:: Raw records

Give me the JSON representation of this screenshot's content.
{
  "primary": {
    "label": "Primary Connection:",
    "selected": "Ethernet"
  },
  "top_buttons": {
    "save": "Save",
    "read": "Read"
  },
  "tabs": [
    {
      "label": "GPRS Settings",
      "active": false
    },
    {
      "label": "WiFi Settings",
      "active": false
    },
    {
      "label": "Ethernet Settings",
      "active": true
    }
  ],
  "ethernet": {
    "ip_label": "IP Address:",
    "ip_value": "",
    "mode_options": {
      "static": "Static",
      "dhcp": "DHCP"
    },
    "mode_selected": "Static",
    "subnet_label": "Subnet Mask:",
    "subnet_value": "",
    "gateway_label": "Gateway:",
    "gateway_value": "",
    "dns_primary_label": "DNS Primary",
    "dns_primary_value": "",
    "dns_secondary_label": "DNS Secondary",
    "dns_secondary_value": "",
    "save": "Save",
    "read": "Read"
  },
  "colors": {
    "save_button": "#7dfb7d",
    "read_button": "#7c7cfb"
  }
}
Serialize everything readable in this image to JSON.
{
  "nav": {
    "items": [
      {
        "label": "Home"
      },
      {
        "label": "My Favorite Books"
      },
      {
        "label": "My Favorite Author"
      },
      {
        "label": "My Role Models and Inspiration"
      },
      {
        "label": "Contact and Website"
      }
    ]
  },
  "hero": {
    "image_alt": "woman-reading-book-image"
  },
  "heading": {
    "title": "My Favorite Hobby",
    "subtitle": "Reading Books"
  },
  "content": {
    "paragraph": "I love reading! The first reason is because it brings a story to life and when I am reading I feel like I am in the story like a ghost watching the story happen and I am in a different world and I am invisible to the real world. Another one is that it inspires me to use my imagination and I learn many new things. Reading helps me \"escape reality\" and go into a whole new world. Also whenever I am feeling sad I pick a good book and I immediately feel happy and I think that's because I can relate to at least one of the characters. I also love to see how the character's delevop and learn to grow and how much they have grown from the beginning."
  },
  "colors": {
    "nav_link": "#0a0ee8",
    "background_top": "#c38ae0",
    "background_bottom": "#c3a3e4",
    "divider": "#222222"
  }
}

::::

Task prompt:
Make an exact copy of the records.

Output below:
Give me the JSON representation of this screenshot's content.
{
  "primary": {
    "label": "Primary Connection:",
    "selected": "Ethernet"
  },
  "top_buttons": {
    "save": "Save",
    "read": "Read"
  },
  "tabs": [
    {
      "label": "GPRS Settings",
      "active": false
    },
    {
      "label": "WiFi Settings",
      "active": false
    },
    {
      "label": "Ethernet Settings",
      "active": true
    }
  ],
  "ethernet": {
    "ip_label": "IP Address:",
    "ip_value": "",
    "mode_options": {
      "static": "Static",
      "dhcp": "DHCP"
    },
    "mode_selected": "Static",
    "subnet_label": "Subnet Mask:",
    "subnet_value": "",
    "gateway_label": "Gateway:",
    "gateway_value": "",
    "dns_primary_label": "DNS Primary",
    "dns_primary_value": "",
    "dns_secondary_label": "DNS Secondary",
    "dns_secondary_value": "",
    "save": "Save",
    "read": "Read"
  },
  "colors": {
    "save_button": "#7dfb7d",
    "read_button": "#7c7cfb"
  }
}
Serialize everything readable in this image to JSON.
{
  "nav": {
    "items": [
      {
        "label": "Home"
      },
      {
        "label": "My Favorite Books"
      },
      {
        "label": "My Favorite Author"
      },
      {
        "label": "My Role Models and Inspiration"
      },
      {
        "label": "Contact and Website"
      }
    ]
  },
  "hero": {
    "image_alt": "woman-reading-book-image"
  },
  "heading": {
    "title": "My Favorite Hobby",
    "subtitle": "Reading Books"
  },
  "content": {
    "paragraph": "I love reading! The first reason is because it brings a story to life and when I am reading I feel like I am in the story like a ghost watching the story happen and I am in a different world and I am invisible to the real world. Another one is that it inspires me to use my imagination and I learn many new things. Reading helps me \"escape reality\" and go into a whole new world. Also whenever I am feeling sad I pick a good book and I immediately feel happy and I think that's because I can relate to at least one of the characters. I also love to see how the character's delevop and learn to grow and how much they have grown from the beginning."
  },
  "colors": {
    "nav_link": "#0a0ee8",
    "background_top": "#c38ae0",
    "background_bottom": "#c3a3e4",
    "divider": "#222222"
  }
}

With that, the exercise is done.